-- Data --

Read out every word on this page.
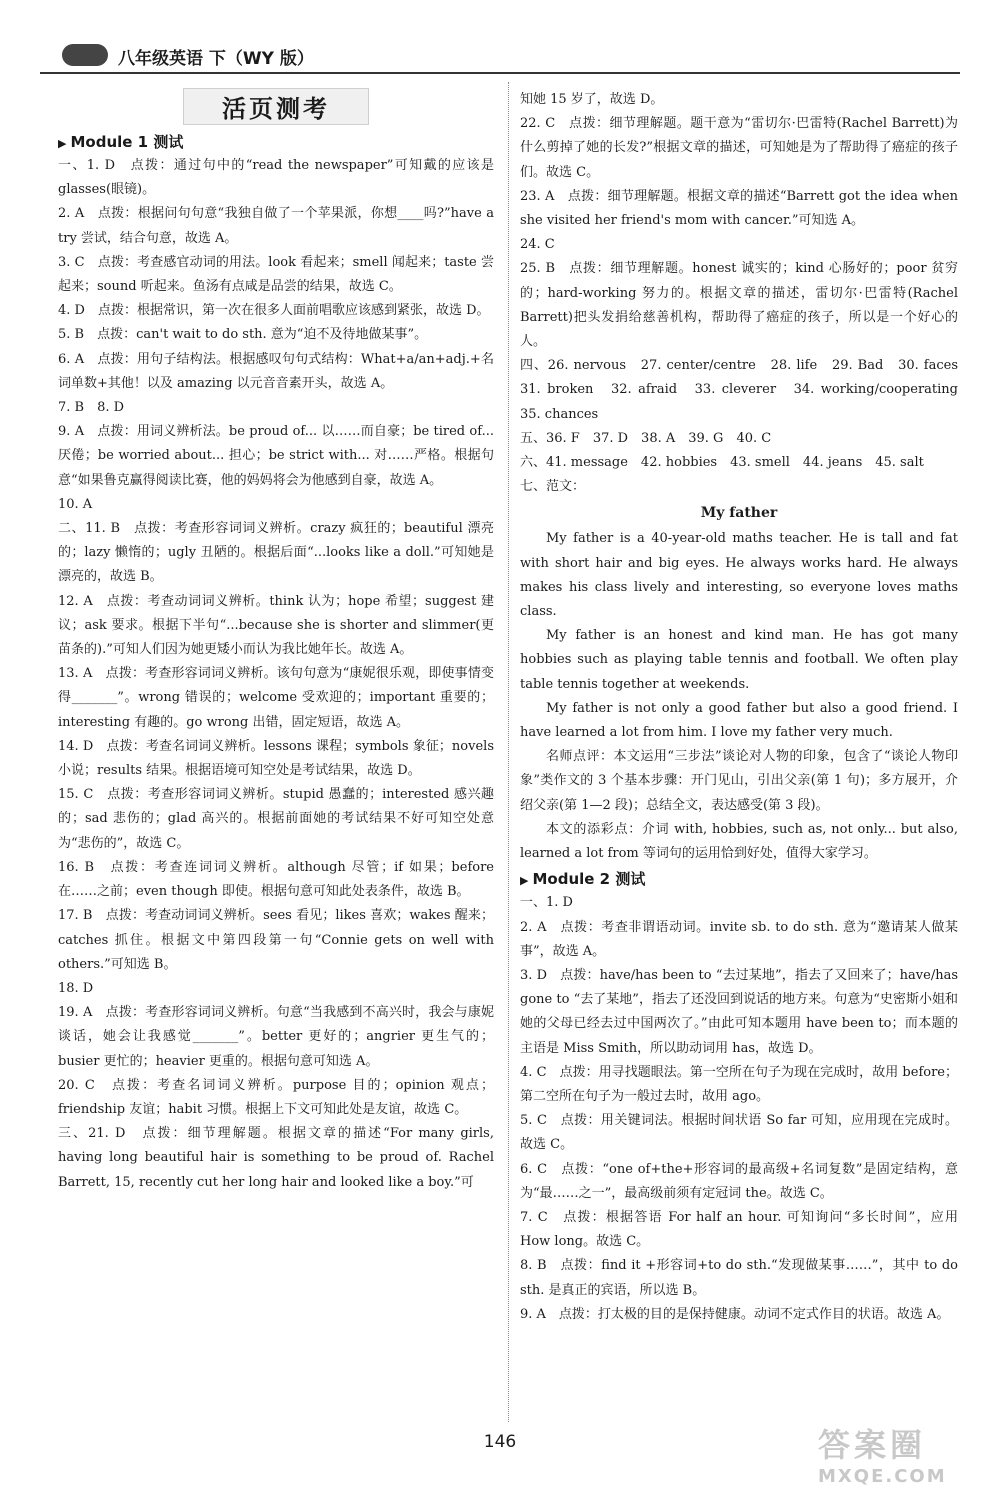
八年级英语 下（WY 版）
活页测考
▶ Module 1 测试

一、1. D　点拨：通过句中的“read the newspaper”可知戴的应该是 glasses(眼镜)。

2. A　点拨：根据问句句意“我独自做了一个苹果派，你想____吗?”have a try 尝试，结合句意，故选 A。

3. C　点拨：考查感官动词的用法。look 看起来；smell 闻起来；taste 尝起来；sound 听起来。鱼汤有点咸是品尝的结果，故选 C。

4. D　点拨：根据常识，第一次在很多人面前唱歌应该感到紧张，故选 D。

5. B　点拨：can't wait to do sth. 意为“迫不及待地做某事”。

6. A　点拨：用句子结构法。根据感叹句句式结构：What+a/an+adj.+名词单数+其他！以及 amazing 以元音音素开头，故选 A。

7. B　8. D

9. A　点拨：用词义辨析法。be proud of... 以……而自豪；be tired of... 厌倦；be worried about... 担心；be strict with... 对……严格。根据句意“如果鲁克赢得阅读比赛，他的妈妈将会为他感到自豪，故选 A。

10. A

二、11. B　点拨：考查形容词词义辨析。crazy 疯狂的；beautiful 漂亮的；lazy 懒惰的；ugly 丑陋的。根据后面“...looks like a doll.”可知她是漂亮的，故选 B。

12. A　点拨：考查动词词义辨析。think 认为；hope 希望；suggest 建议；ask 要求。根据下半句“...because she is shorter and slimmer(更苗条的).”可知人们因为她更矮小而认为我比她年长。故选 A。

13. A　点拨：考查形容词词义辨析。该句句意为“康妮很乐观，即使事情变得_______”。wrong 错误的；welcome 受欢迎的；important 重要的；interesting 有趣的。go wrong 出错，固定短语，故选 A。

14. D　点拨：考查名词词义辨析。lessons 课程；symbols 象征；novels 小说；results 结果。根据语境可知空处是考试结果，故选 D。

15. C　点拨：考查形容词词义辨析。stupid 愚蠢的；interested 感兴趣的；sad 悲伤的；glad 高兴的。根据前面她的考试结果不好可知空处意为“悲伤的”，故选 C。

16. B　点拨：考查连词词义辨析。although 尽管；if 如果；before 在……之前；even though 即使。根据句意可知此处表条件，故选 B。

17. B　点拨：考查动词词义辨析。sees 看见；likes 喜欢；wakes 醒来；catches 抓住。根据文中第四段第一句“Connie gets on well with others.”可知选 B。

18. D

19. A　点拨：考查形容词词义辨析。句意“当我感到不高兴时，我会与康妮谈话，她会让我感觉_______”。better 更好的；angrier 更生气的；busier 更忙的；heavier 更重的。根据句意可知选 A。

20. C　点拨：考查名词词义辨析。purpose 目的；opinion 观点；friendship 友谊；habit 习惯。根据上下文可知此处是友谊，故选 C。

三、21. D　点拨：细节理解题。根据文章的描述“For many girls, having long beautiful hair is something to be proud of. Rachel Barrett, 15, recently cut her long hair and looked like a boy.”可

知她 15 岁了，故选 D。

22. C　点拨：细节理解题。题干意为“雷切尔·巴雷特(Rachel Barrett)为什么剪掉了她的长发?”根据文章的描述，可知她是为了帮助得了癌症的孩子们。故选 C。

23. A　点拨：细节理解题。根据文章的描述“Barrett got the idea when she visited her friend's mom with cancer.”可知选 A。

24. C

25. B　点拨：细节理解题。honest 诚实的；kind 心肠好的；poor 贫穷的；hard-working 努力的。根据文章的描述，雷切尔·巴雷特(Rachel Barrett)把头发捐给慈善机构，帮助得了癌症的孩子，所以是一个好心的人。

四、26. nervous　27. center/centre　28. life　29. Bad　30. faces　31. broken　32. afraid　33. cleverer　34. working/cooperating　35. chances

五、36. F　37. D　38. A　39. G　40. C

六、41. message　42. hobbies　43. smell　44. jeans　45. salt

七、范文：

My father

My father is a 40-year-old maths teacher. He is tall and fat with short hair and big eyes. He always works hard. He always makes his class lively and interesting, so everyone loves maths class.

My father is an honest and kind man. He has got many hobbies such as playing table tennis and football. We often play table tennis together at weekends.

My father is not only a good father but also a good friend. I have learned a lot from him. I love my father very much.

名师点评：本文运用“三步法”谈论对人物的印象，包含了“谈论人物印象”类作文的 3 个基本步骤：开门见山，引出父亲(第 1 句)；多方展开，介绍父亲(第 1—2 段)；总结全文，表达感受(第 3 段)。

本文的添彩点：介词 with, hobbies, such as, not only... but also, learned a lot from 等词句的运用恰到好处，值得大家学习。

▶ Module 2 测试

一、1. D

2. A　点拨：考查非谓语动词。invite sb. to do sth. 意为“邀请某人做某事”，故选 A。

3. D　点拨：have/has been to “去过某地”，指去了又回来了；have/has gone to “去了某地”，指去了还没回到说话的地方来。句意为“史密斯小姐和她的父母已经去过中国两次了。”由此可知本题用 have been to；而本题的主语是 Miss Smith，所以助动词用 has，故选 D。

4. C　点拨：用寻找题眼法。第一空所在句子为现在完成时，故用 before；第二空所在句子为一般过去时，故用 ago。

5. C　点拨：用关键词法。根据时间状语 So far 可知，应用现在完成时。故选 C。

6. C　点拨：“one of+the+形容词的最高级+名词复数”是固定结构，意为“最……之一”，最高级前须有定冠词 the。故选 C。

7. C　点拨：根据答语 For half an hour. 可知询问“多长时间”，应用 How long。故选 C。

8. B　点拨：find it +形容词+to do sth.“发现做某事……”，其中 to do sth. 是真正的宾语，所以选 B。

9. A　点拨：打太极的目的是保持健康。动词不定式作目的状语。故选 A。

146	答案圈
MXQE.COM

-- Written instruction --
Sift the material for lines with the string "hobbies". Copy each one found.

-- Result of this task --
六、41. message　42. hobbies　43. smell　44. jeans　45. salt
My father is an honest and kind man. He has got many hobbies such as playing table tennis and football. We often play table tennis together at weekends.
本文的添彩点：介词 with, hobbies, such as, not only... but also, learned a lot from 等词句的运用恰到好处，值得大家学习。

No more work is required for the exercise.